§ Task: Word for word, restate every line of the listing that follows.

Records contained in a dataset
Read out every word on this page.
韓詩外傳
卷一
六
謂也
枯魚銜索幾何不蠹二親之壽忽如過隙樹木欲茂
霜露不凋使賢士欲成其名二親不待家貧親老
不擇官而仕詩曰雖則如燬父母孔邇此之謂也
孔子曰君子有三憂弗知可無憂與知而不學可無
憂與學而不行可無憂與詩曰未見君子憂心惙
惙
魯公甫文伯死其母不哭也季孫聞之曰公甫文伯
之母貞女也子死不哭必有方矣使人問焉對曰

§ Problem solution:
Read out every word on this page.
韓詩外傳
卷一
六
謂也
枯魚銜索幾何不蠹二親之壽忽如過隙樹木欲茂
霜露不凋使賢士欲成其名二親不待家貧親老
不擇官而仕詩曰雖則如燬父母孔邇此之謂也
孔子曰君子有三憂弗知可無憂與知而不學可無
憂與學而不行可無憂與詩曰未見君子憂心惙
惙
魯公甫文伯死其母不哭也季孫聞之曰公甫文伯
之母貞女也子死不哭必有方矣使人問焉對曰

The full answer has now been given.